■ **Task brief**
An exact copy of the records is required, minus the pictures they hold.

----

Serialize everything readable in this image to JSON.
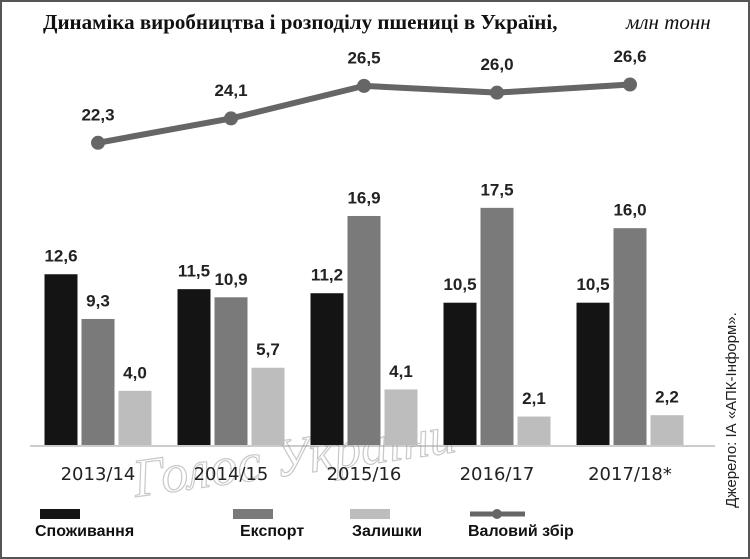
{
  "chart_data": {
    "type": "bar",
    "title": "Динаміка виробництва і розподілу пшениці в Україні,",
    "title_unit": "млн тонн",
    "source": "Джерело: ІА «АПК-Інформ».",
    "watermark": "Голос України",
    "categories": [
      "2013/14",
      "2014/15",
      "2015/16",
      "2016/17",
      "2017/18*"
    ],
    "ylim": [
      0,
      29
    ],
    "series": [
      {
        "name": "Споживання",
        "type": "bar",
        "color": "#141414",
        "values": [
          12.6,
          11.5,
          11.2,
          10.5,
          10.5
        ],
        "value_labels": [
          "12,6",
          "11,5",
          "11,2",
          "10,5",
          "10,5"
        ]
      },
      {
        "name": "Експорт",
        "type": "bar",
        "color": "#7a7a7a",
        "values": [
          9.3,
          10.9,
          16.9,
          17.5,
          16.0
        ],
        "value_labels": [
          "9,3",
          "10,9",
          "16,9",
          "17,5",
          "16,0"
        ]
      },
      {
        "name": "Залишки",
        "type": "bar",
        "color": "#bdbdbd",
        "values": [
          4.0,
          5.7,
          4.1,
          2.1,
          2.2
        ],
        "value_labels": [
          "4,0",
          "5,7",
          "4,1",
          "2,1",
          "2,2"
        ]
      },
      {
        "name": "Валовий збір",
        "type": "line",
        "color": "#666666",
        "values": [
          22.3,
          24.1,
          26.5,
          26.0,
          26.6
        ],
        "value_labels": [
          "22,3",
          "24,1",
          "26,5",
          "26,0",
          "26,6"
        ]
      }
    ]
  }
}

----

■ **Exercise output**
Serialize everything readable in this image to JSON.
{
  "chart_data": {
    "type": "bar",
    "title": "Динаміка виробництва і розподілу пшениці в Україні,",
    "title_unit": "млн тонн",
    "source": "Джерело: ІА «АПК-Інформ».",
    "watermark": "Голос України",
    "categories": [
      "2013/14",
      "2014/15",
      "2015/16",
      "2016/17",
      "2017/18*"
    ],
    "ylim": [
      0,
      29
    ],
    "series": [
      {
        "name": "Споживання",
        "type": "bar",
        "color": "#141414",
        "values": [
          12.6,
          11.5,
          11.2,
          10.5,
          10.5
        ],
        "value_labels": [
          "12,6",
          "11,5",
          "11,2",
          "10,5",
          "10,5"
        ]
      },
      {
        "name": "Експорт",
        "type": "bar",
        "color": "#7a7a7a",
        "values": [
          9.3,
          10.9,
          16.9,
          17.5,
          16.0
        ],
        "value_labels": [
          "9,3",
          "10,9",
          "16,9",
          "17,5",
          "16,0"
        ]
      },
      {
        "name": "Залишки",
        "type": "bar",
        "color": "#bdbdbd",
        "values": [
          4.0,
          5.7,
          4.1,
          2.1,
          2.2
        ],
        "value_labels": [
          "4,0",
          "5,7",
          "4,1",
          "2,1",
          "2,2"
        ]
      },
      {
        "name": "Валовий збір",
        "type": "line",
        "color": "#666666",
        "values": [
          22.3,
          24.1,
          26.5,
          26.0,
          26.6
        ],
        "value_labels": [
          "22,3",
          "24,1",
          "26,5",
          "26,0",
          "26,6"
        ]
      }
    ]
  }
}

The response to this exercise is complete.